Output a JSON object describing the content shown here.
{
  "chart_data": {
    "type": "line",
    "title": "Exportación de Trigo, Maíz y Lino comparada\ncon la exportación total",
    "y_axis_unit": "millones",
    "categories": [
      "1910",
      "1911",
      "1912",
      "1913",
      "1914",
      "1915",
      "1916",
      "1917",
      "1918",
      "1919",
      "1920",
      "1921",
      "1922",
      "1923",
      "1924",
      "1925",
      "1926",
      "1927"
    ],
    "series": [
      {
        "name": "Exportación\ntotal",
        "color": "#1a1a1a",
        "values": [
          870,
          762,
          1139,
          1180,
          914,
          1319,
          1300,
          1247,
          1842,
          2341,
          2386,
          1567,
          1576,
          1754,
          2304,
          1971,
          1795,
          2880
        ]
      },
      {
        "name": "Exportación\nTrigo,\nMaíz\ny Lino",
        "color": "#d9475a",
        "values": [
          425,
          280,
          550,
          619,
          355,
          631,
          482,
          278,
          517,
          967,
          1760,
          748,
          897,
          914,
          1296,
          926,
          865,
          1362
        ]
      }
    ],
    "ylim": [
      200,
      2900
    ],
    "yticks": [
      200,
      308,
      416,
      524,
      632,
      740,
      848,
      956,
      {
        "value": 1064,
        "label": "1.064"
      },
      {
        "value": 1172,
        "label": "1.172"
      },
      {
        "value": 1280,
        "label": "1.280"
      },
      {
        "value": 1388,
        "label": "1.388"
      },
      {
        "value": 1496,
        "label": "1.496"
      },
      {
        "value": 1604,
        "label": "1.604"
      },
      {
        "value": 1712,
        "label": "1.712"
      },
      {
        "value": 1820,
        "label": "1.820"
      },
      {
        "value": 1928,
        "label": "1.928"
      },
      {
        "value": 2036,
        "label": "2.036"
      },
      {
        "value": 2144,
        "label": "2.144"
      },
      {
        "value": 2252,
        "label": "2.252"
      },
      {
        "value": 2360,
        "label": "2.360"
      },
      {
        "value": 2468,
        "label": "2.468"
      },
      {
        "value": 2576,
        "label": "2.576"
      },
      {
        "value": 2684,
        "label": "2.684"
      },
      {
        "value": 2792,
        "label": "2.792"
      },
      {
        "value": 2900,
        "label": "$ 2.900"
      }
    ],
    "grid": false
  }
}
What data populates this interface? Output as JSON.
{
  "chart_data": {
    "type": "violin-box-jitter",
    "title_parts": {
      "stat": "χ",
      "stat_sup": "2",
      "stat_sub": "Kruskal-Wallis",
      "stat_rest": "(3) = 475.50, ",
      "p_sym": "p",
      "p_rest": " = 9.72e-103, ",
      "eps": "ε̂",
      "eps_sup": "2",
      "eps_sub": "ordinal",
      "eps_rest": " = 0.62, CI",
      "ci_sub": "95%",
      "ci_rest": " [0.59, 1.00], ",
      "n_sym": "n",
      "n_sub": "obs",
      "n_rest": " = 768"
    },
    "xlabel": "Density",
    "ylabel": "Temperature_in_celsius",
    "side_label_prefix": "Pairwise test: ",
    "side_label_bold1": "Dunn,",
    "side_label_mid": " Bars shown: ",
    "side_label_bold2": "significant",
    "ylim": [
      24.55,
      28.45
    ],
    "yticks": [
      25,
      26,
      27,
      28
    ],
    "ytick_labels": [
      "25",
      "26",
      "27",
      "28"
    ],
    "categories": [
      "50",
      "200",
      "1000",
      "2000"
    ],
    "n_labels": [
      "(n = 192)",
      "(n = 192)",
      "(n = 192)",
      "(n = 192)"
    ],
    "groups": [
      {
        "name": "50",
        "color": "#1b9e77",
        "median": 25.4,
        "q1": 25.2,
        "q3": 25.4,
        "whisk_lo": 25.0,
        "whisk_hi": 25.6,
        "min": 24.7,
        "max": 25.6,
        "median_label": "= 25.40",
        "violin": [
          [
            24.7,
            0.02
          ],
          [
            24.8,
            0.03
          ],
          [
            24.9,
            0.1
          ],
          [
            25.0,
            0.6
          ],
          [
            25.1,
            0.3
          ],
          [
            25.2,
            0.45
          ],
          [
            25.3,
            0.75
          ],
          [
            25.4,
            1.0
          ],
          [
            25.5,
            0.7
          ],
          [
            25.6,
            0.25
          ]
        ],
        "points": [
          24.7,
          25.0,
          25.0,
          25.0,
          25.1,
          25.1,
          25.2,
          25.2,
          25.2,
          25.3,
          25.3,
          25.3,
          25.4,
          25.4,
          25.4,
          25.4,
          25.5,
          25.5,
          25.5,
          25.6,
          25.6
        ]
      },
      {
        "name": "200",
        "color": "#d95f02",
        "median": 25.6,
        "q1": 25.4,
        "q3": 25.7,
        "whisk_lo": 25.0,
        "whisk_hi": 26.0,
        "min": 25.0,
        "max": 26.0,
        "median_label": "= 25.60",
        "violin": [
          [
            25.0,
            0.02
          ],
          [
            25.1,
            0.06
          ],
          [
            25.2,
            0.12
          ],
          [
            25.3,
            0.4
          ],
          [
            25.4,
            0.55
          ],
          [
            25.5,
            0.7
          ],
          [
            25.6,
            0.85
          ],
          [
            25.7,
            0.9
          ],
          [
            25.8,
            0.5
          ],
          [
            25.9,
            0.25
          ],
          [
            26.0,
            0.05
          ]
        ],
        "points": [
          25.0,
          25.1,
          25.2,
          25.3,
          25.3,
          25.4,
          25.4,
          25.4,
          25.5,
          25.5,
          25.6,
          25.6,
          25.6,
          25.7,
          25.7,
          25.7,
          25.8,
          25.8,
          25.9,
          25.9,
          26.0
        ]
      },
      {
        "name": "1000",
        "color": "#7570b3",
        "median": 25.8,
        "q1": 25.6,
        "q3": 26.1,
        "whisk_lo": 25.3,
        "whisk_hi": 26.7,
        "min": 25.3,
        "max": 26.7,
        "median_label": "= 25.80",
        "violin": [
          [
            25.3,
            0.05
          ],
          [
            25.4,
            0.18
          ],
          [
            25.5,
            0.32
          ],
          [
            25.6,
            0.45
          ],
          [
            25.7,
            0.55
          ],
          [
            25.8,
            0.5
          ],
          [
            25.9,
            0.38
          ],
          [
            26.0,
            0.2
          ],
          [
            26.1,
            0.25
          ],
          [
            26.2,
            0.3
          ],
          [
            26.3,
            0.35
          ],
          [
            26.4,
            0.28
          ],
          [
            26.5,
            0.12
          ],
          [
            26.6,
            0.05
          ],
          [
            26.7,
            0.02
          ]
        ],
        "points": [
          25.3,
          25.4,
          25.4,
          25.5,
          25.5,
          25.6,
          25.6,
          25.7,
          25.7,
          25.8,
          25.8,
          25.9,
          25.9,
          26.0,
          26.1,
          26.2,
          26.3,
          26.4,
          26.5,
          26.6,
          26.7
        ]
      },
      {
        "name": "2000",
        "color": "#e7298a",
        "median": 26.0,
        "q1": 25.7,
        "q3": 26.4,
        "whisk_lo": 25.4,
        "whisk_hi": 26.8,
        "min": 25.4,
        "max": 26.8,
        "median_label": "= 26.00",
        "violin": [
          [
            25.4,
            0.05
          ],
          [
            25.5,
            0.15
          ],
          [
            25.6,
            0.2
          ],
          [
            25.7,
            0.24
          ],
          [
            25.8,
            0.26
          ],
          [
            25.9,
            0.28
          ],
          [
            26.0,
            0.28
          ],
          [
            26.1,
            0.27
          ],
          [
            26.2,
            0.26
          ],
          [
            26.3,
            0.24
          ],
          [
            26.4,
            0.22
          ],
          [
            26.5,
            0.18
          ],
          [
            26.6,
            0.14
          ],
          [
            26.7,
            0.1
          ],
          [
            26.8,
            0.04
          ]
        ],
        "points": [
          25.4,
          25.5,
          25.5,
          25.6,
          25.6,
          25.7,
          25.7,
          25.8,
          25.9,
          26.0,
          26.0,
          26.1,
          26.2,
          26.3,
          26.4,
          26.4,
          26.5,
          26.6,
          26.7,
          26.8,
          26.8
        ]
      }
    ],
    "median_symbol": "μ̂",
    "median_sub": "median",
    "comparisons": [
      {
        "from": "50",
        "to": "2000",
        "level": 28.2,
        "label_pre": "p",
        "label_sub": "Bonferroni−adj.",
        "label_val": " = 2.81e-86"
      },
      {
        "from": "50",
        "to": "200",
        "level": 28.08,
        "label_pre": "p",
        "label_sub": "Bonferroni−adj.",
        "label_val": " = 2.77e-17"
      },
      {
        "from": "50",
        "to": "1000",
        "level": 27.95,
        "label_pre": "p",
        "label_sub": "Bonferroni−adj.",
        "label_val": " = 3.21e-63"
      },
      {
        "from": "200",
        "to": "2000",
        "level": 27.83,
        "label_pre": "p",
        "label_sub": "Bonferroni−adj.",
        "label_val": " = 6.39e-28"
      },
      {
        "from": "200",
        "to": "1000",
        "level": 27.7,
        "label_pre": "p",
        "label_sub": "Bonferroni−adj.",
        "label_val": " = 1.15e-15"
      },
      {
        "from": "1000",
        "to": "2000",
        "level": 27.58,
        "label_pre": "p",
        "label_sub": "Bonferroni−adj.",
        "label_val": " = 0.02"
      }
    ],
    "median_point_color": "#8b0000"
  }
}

● ● ● ●

What to do -> Above are some records. Count the lines among them with the word "JSON", and answer with the number only.

Result of the task -> 2